Data entries:
+ + +

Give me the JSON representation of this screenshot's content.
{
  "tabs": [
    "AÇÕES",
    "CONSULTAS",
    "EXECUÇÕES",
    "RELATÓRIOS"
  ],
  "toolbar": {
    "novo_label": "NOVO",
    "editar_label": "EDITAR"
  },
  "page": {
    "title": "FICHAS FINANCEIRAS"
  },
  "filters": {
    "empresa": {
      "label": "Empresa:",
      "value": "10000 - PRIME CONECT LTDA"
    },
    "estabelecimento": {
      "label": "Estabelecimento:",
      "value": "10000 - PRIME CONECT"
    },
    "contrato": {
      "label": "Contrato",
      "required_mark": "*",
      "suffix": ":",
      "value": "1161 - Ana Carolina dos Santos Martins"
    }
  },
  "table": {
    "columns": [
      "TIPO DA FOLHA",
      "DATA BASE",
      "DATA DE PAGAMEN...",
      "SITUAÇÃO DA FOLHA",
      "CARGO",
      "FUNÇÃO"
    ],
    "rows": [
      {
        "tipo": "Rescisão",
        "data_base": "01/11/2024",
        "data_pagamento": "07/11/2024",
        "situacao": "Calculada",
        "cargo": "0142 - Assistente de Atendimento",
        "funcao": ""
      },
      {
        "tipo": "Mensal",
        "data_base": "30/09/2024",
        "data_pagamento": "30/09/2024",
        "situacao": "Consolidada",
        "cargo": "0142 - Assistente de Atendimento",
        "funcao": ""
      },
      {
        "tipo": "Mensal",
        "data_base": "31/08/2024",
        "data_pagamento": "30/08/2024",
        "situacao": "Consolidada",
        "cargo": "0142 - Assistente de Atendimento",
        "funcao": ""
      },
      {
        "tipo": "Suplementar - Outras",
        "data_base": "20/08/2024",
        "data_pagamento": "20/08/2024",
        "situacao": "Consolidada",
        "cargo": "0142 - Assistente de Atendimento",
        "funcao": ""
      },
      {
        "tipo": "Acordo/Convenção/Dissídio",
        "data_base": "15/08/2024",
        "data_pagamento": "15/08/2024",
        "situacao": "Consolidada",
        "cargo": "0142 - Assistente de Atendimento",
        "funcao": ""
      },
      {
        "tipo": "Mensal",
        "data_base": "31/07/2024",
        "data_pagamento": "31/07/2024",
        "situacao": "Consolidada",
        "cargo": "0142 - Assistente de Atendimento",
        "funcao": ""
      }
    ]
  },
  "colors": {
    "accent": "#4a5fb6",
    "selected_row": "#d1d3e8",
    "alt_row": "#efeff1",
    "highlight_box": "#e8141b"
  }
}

+ + +

**PROBLEM TO WORK ON**
Restate the records, all of them, precisely as written.

**FINISHED EXERCISE**
Give me the JSON representation of this screenshot's content.
{
  "tabs": [
    "AÇÕES",
    "CONSULTAS",
    "EXECUÇÕES",
    "RELATÓRIOS"
  ],
  "toolbar": {
    "novo_label": "NOVO",
    "editar_label": "EDITAR"
  },
  "page": {
    "title": "FICHAS FINANCEIRAS"
  },
  "filters": {
    "empresa": {
      "label": "Empresa:",
      "value": "10000 - PRIME CONECT LTDA"
    },
    "estabelecimento": {
      "label": "Estabelecimento:",
      "value": "10000 - PRIME CONECT"
    },
    "contrato": {
      "label": "Contrato",
      "required_mark": "*",
      "suffix": ":",
      "value": "1161 - Ana Carolina dos Santos Martins"
    }
  },
  "table": {
    "columns": [
      "TIPO DA FOLHA",
      "DATA BASE",
      "DATA DE PAGAMEN...",
      "SITUAÇÃO DA FOLHA",
      "CARGO",
      "FUNÇÃO"
    ],
    "rows": [
      {
        "tipo": "Rescisão",
        "data_base": "01/11/2024",
        "data_pagamento": "07/11/2024",
        "situacao": "Calculada",
        "cargo": "0142 - Assistente de Atendimento",
        "funcao": ""
      },
      {
        "tipo": "Mensal",
        "data_base": "30/09/2024",
        "data_pagamento": "30/09/2024",
        "situacao": "Consolidada",
        "cargo": "0142 - Assistente de Atendimento",
        "funcao": ""
      },
      {
        "tipo": "Mensal",
        "data_base": "31/08/2024",
        "data_pagamento": "30/08/2024",
        "situacao": "Consolidada",
        "cargo": "0142 - Assistente de Atendimento",
        "funcao": ""
      },
      {
        "tipo": "Suplementar - Outras",
        "data_base": "20/08/2024",
        "data_pagamento": "20/08/2024",
        "situacao": "Consolidada",
        "cargo": "0142 - Assistente de Atendimento",
        "funcao": ""
      },
      {
        "tipo": "Acordo/Convenção/Dissídio",
        "data_base": "15/08/2024",
        "data_pagamento": "15/08/2024",
        "situacao": "Consolidada",
        "cargo": "0142 - Assistente de Atendimento",
        "funcao": ""
      },
      {
        "tipo": "Mensal",
        "data_base": "31/07/2024",
        "data_pagamento": "31/07/2024",
        "situacao": "Consolidada",
        "cargo": "0142 - Assistente de Atendimento",
        "funcao": ""
      }
    ]
  },
  "colors": {
    "accent": "#4a5fb6",
    "selected_row": "#d1d3e8",
    "alt_row": "#efeff1",
    "highlight_box": "#e8141b"
  }
}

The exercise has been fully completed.